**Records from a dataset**
########
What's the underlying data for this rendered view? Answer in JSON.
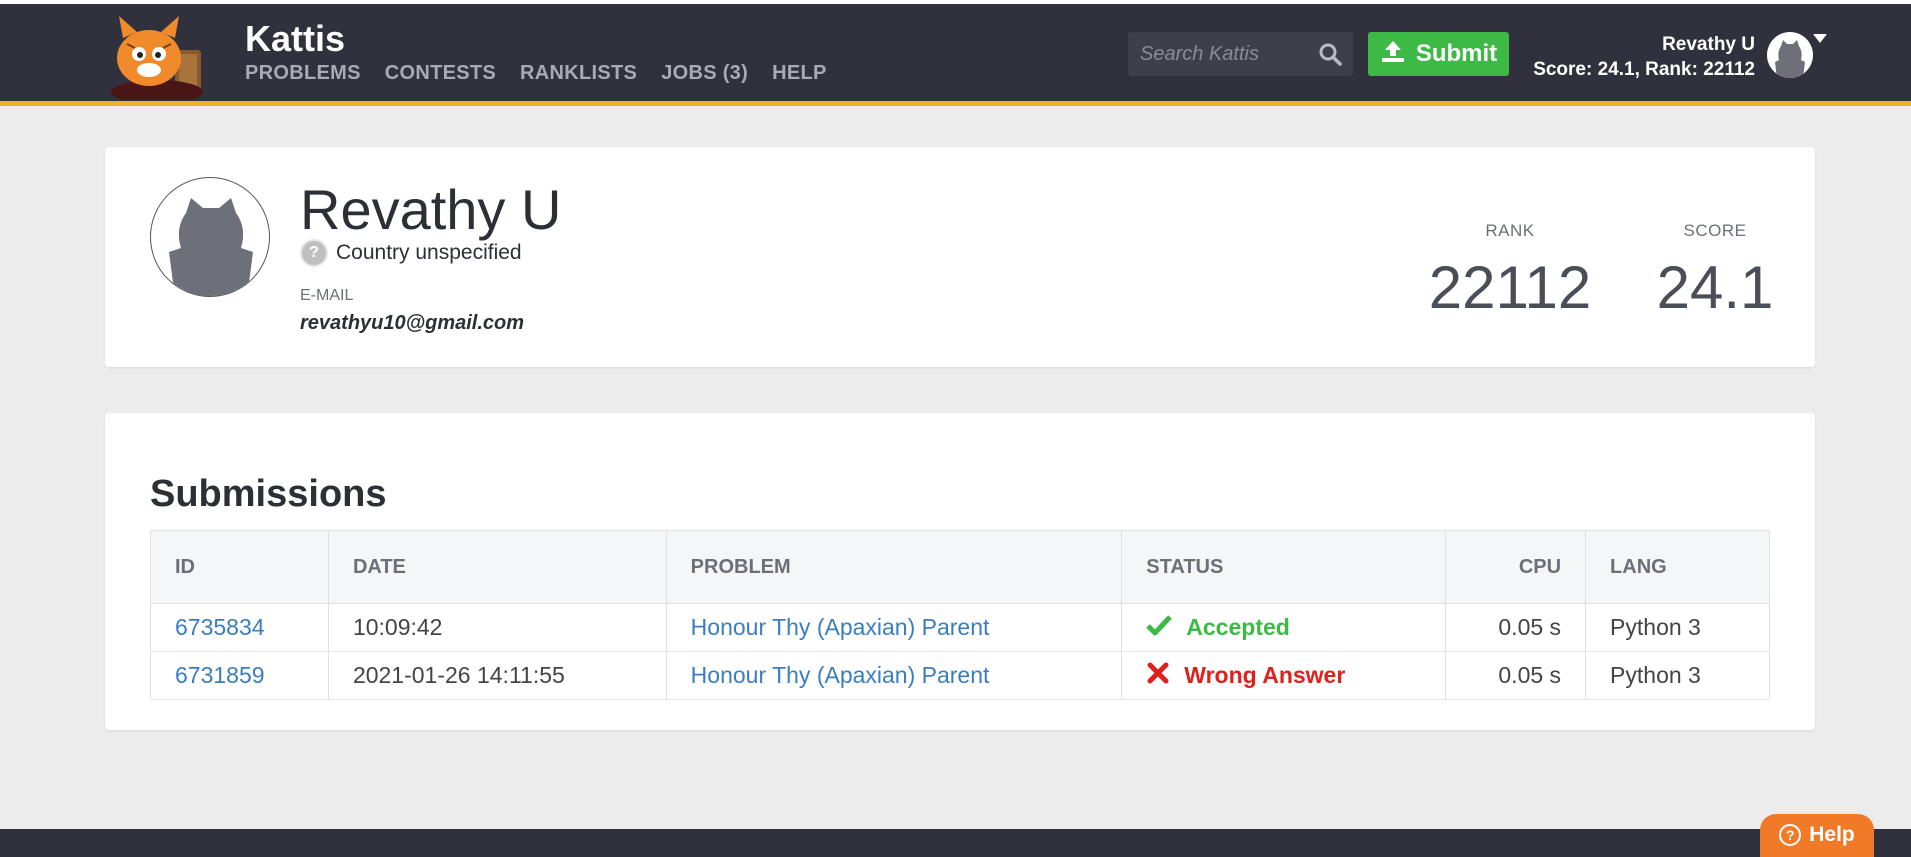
{
  "brand": "Kattis",
  "nav": [
    "PROBLEMS",
    "CONTESTS",
    "RANKLISTS",
    "JOBS (3)",
    "HELP"
  ],
  "search": {
    "placeholder": "Search Kattis"
  },
  "submit_label": "Submit",
  "user": {
    "name": "Revathy U",
    "stats_line": "Score: 24.1, Rank: 22112"
  },
  "profile": {
    "name": "Revathy U",
    "country": "Country unspecified",
    "email_label": "E-MAIL",
    "email": "revathyu10@gmail.com",
    "rank_label": "RANK",
    "rank": "22112",
    "score_label": "SCORE",
    "score": "24.1"
  },
  "submissions": {
    "title": "Submissions",
    "columns": [
      "ID",
      "DATE",
      "PROBLEM",
      "STATUS",
      "CPU",
      "LANG"
    ],
    "rows": [
      {
        "id": "6735834",
        "date": "10:09:42",
        "problem": "Honour Thy (Apaxian) Parent",
        "status": "Accepted",
        "cpu": "0.05 s",
        "lang": "Python 3"
      },
      {
        "id": "6731859",
        "date": "2021-01-26 14:11:55",
        "problem": "Honour Thy (Apaxian) Parent",
        "status": "Wrong Answer",
        "cpu": "0.05 s",
        "lang": "Python 3"
      }
    ]
  },
  "help_label": "Help",
  "colors": {
    "accepted": "#3dba45",
    "wrong": "#e0201c",
    "accent": "#f0b030",
    "link": "#3a7dc0"
  }
}
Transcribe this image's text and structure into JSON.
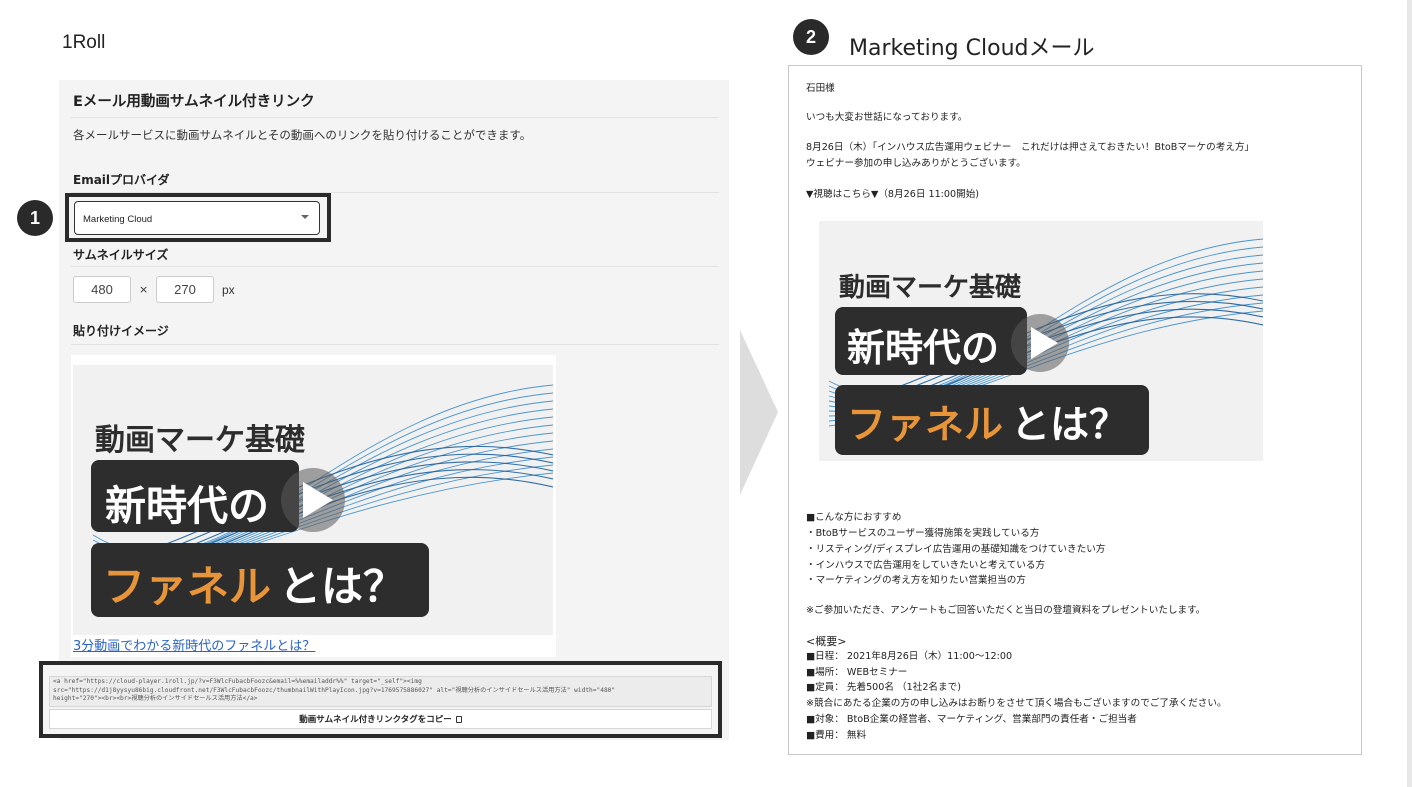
{
  "left": {
    "heading": "1Roll",
    "step_number": "1",
    "panel_title": "Eメール用動画サムネイル付きリンク",
    "description": "各メールサービスに動画サムネイルとその動画へのリンクを貼り付けることができます。",
    "provider_label": "Emailプロバイダ",
    "provider_value": "Marketing Cloud",
    "thumb_size_label": "サムネイルサイズ",
    "width_value": "480",
    "times": "×",
    "height_value": "270",
    "unit": "px",
    "paste_image_label": "貼り付けイメージ",
    "video_link_text": "3分動画でわかる新時代のファネルとは？",
    "code_lines": [
      "<a href=\"https://cloud-player.1roll.jp/?v=F3WlcFubacbFoozc&email=%%emailaddr%%\" target=\"_self\"><img",
      "src=\"https://d1j8yysyu86big.cloudfront.net/F3WlcFubacbFoozc/thumbnailWithPlayIcon.jpg?v=1769575886027\" alt=\"視聴分析のインサイドセールス活用方法\" width=\"480\"",
      "height=\"270\"><br><br>視聴分析のインサイドセールス活用方法</a>"
    ],
    "copy_button_label": "動画サムネイル付きリンクタグをコピー"
  },
  "thumbnail": {
    "line1": "動画マーケ基礎",
    "line2": "新時代の",
    "line3_accent": "ファネル",
    "line3_rest": "とは？"
  },
  "right": {
    "step_number": "2",
    "heading": "Marketing Cloudメール",
    "email_lines": {
      "greeting": "石田様",
      "thanks": "いつも大変お世話になっております。",
      "event_line": "8月26日（木）「インハウス広告運用ウェビナー　これだけは押さえておきたい！BtoBマーケの考え方」",
      "thanks2": "ウェビナー参加の申し込みありがとうございます。",
      "watch": "▼視聴はこちら▼（8月26日 11:00開始)",
      "rec_title": "■こんな方におすすめ",
      "rec1": "・BtoBサービスのユーザー獲得施策を実践している方",
      "rec2": "・リスティング/ディスプレイ広告運用の基礎知識をつけていきたい方",
      "rec3": "・インハウスで広告運用をしていきたいと考えている方",
      "rec4": "・マーケティングの考え方を知りたい営業担当の方",
      "gift": "※ご参加いただき、アンケートもご回答いただくと当日の登壇資料をプレゼントいたします。",
      "overview": "<概要>",
      "date": "■日程： 2021年8月26日（木）11:00〜12:00",
      "place": "■場所： WEBセミナー",
      "capacity": "■定員： 先着500名 （1社2名まで)",
      "note": "※競合にあたる企業の方の申し込みはお断りをさせて頂く場合もございますのでご了承ください。",
      "target": "■対象： BtoB企業の経営者、マーケティング、営業部門の責任者・ご担当者",
      "fee": "■費用： 無料"
    }
  },
  "colors": {
    "accent_orange": "#e8953a",
    "link_blue": "#2a63c9",
    "dark_box": "#2d2d2d",
    "wave_blue": "#2f86c8"
  }
}
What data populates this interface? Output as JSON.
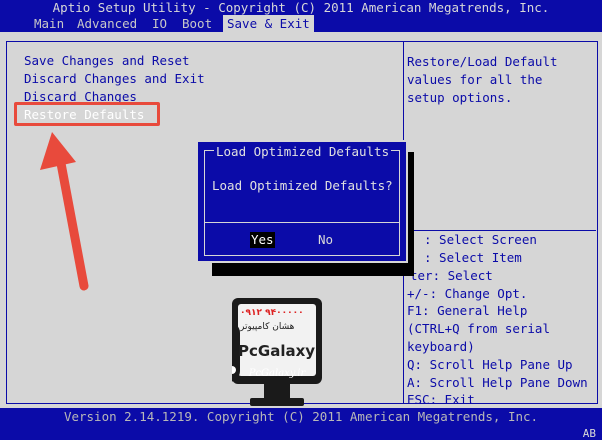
{
  "title": "Aptio Setup Utility - Copyright (C) 2011 American Megatrends, Inc.",
  "tabs": [
    {
      "label": "Main",
      "active": false
    },
    {
      "label": "Advanced",
      "active": false
    },
    {
      "label": "IO",
      "active": false
    },
    {
      "label": "Boot",
      "active": false
    },
    {
      "label": "Save & Exit",
      "active": true
    }
  ],
  "menu": [
    {
      "label": "Save Changes and Reset",
      "selected": false
    },
    {
      "label": "Discard Changes and Exit",
      "selected": false
    },
    {
      "label": "Discard Changes",
      "selected": false
    },
    {
      "label": "Restore Defaults",
      "selected": true
    }
  ],
  "help_text": [
    "Restore/Load Default",
    "values for all the",
    "setup options."
  ],
  "keys": [
    ": Select Screen",
    ": Select Item",
    "ter: Select",
    "+/-: Change Opt.",
    "F1: General Help",
    "(CTRL+Q from serial",
    "keyboard)",
    "Q: Scroll Help Pane Up",
    "A: Scroll Help Pane Down",
    "ESC: Exit"
  ],
  "dialog": {
    "title": "Load Optimized Defaults",
    "question": "Load Optimized Defaults?",
    "yes": "Yes",
    "no": "No"
  },
  "footer": "Version 2.14.1219. Copyright (C) 2011 American Megatrends, Inc.",
  "corner": "AB",
  "watermark": {
    "phone": "۰۹۱۲ ۹۴۰۰۰۰۰",
    "brand_fa": "هشان کامپیوتر",
    "brand": "PcGalaxy",
    "site": "PcGalaxy.ir"
  },
  "colors": {
    "bios_blue": "#0b0ba8",
    "bios_gray": "#d6d6d6",
    "annotation_red": "#e84a3c"
  }
}
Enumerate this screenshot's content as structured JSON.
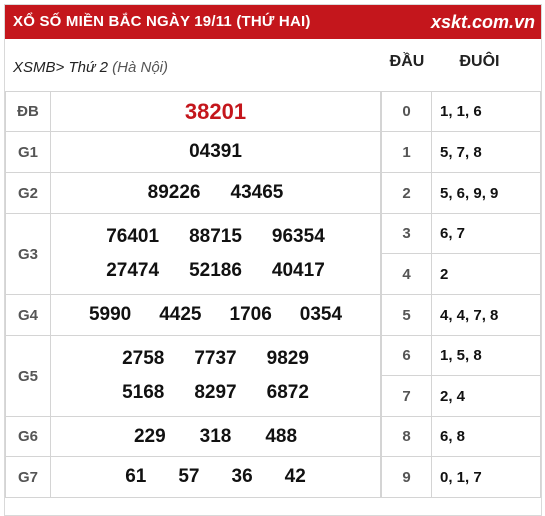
{
  "header": {
    "title": "XỔ SỐ MIỀN BẮC NGÀY 19/11 (THỨ HAI)",
    "logo": "xskt.com.vn"
  },
  "subheader": {
    "region": "XSMB",
    "separator": ">",
    "day": "Thứ 2",
    "province": "(Hà Nội)",
    "dau_label": "ĐẦU",
    "duoi_label": "ĐUÔI"
  },
  "results": {
    "db": {
      "label": "ĐB",
      "numbers": [
        "38201"
      ]
    },
    "g1": {
      "label": "G1",
      "numbers": [
        "04391"
      ]
    },
    "g2": {
      "label": "G2",
      "numbers": [
        "89226",
        "43465"
      ]
    },
    "g3": {
      "label": "G3",
      "row1": [
        "76401",
        "88715",
        "96354"
      ],
      "row2": [
        "27474",
        "52186",
        "40417"
      ]
    },
    "g4": {
      "label": "G4",
      "numbers": [
        "5990",
        "4425",
        "1706",
        "0354"
      ]
    },
    "g5": {
      "label": "G5",
      "row1": [
        "2758",
        "7737",
        "9829"
      ],
      "row2": [
        "5168",
        "8297",
        "6872"
      ]
    },
    "g6": {
      "label": "G6",
      "numbers": [
        "229",
        "318",
        "488"
      ]
    },
    "g7": {
      "label": "G7",
      "numbers": [
        "61",
        "57",
        "36",
        "42"
      ]
    }
  },
  "loto": [
    {
      "head": "0",
      "tail": "1, 1, 6"
    },
    {
      "head": "1",
      "tail": "5, 7, 8"
    },
    {
      "head": "2",
      "tail": "5, 6, 9, 9"
    },
    {
      "head": "3",
      "tail": "6, 7"
    },
    {
      "head": "4",
      "tail": "2"
    },
    {
      "head": "5",
      "tail": "4, 4, 7, 8"
    },
    {
      "head": "6",
      "tail": "1, 5, 8"
    },
    {
      "head": "7",
      "tail": "2, 4"
    },
    {
      "head": "8",
      "tail": "6, 8"
    },
    {
      "head": "9",
      "tail": "0, 1, 7"
    }
  ],
  "colors": {
    "brand_red": "#c4161c",
    "border": "#d4d4d4",
    "label_gray": "#555555"
  }
}
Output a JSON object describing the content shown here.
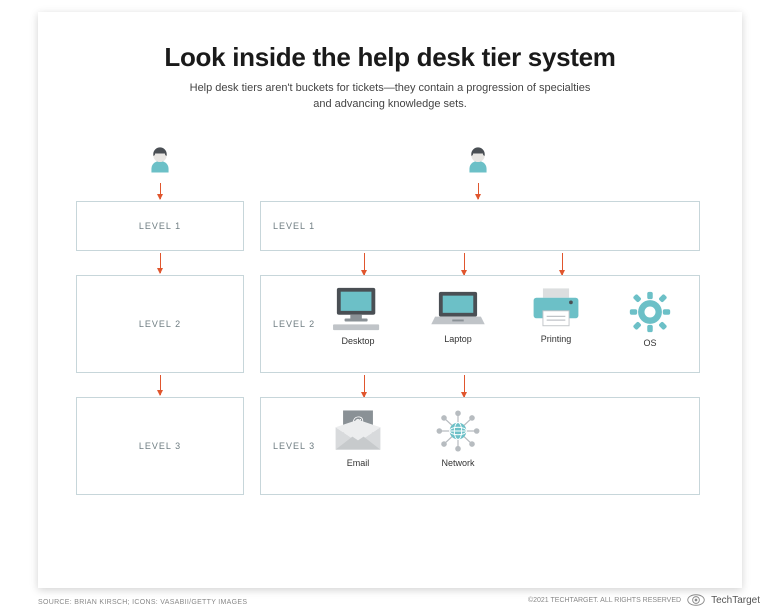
{
  "header": {
    "title": "Look inside the help desk tier system",
    "subtitle_l1": "Help desk tiers aren't buckets for tickets—they contain a progression of specialties",
    "subtitle_l2": "and advancing knowledge sets."
  },
  "columns": {
    "simple": {
      "levels": [
        "LEVEL 1",
        "LEVEL 2",
        "LEVEL 3"
      ]
    },
    "detailed": {
      "levels": [
        "LEVEL 1",
        "LEVEL 2",
        "LEVEL 3"
      ],
      "level2_specialties": [
        {
          "key": "desktop",
          "label": "Desktop"
        },
        {
          "key": "laptop",
          "label": "Laptop"
        },
        {
          "key": "printing",
          "label": "Printing"
        },
        {
          "key": "os",
          "label": "OS"
        }
      ],
      "level3_specialties": [
        {
          "key": "email",
          "label": "Email"
        },
        {
          "key": "network",
          "label": "Network"
        }
      ]
    }
  },
  "footer": {
    "source": "SOURCE: BRIAN KIRSCH; ICONS: VASABII/GETTY IMAGES",
    "copyright": "©2021 TECHTARGET. ALL RIGHTS RESERVED",
    "brand": "TechTarget"
  },
  "palette": {
    "arrow": "#e0562e",
    "tier_border": "#c7d6da",
    "accent_teal": "#6cc0c7",
    "icon_gray": "#8a9196",
    "icon_dark": "#4a4f54"
  }
}
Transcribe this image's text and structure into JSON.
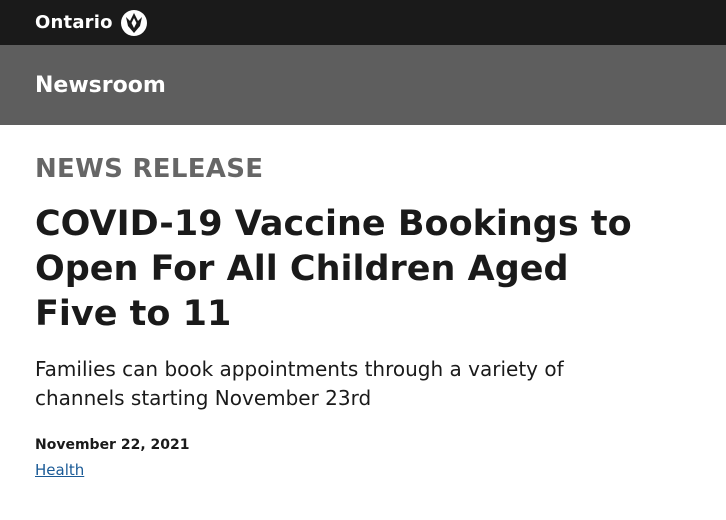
########
**Task brief**
Gather all lines from the listing above in which "What" occurs.

**Written answer**
What's the underlying data for this rendered view? Answer in JSON.
What data populates this interface? Output as JSON.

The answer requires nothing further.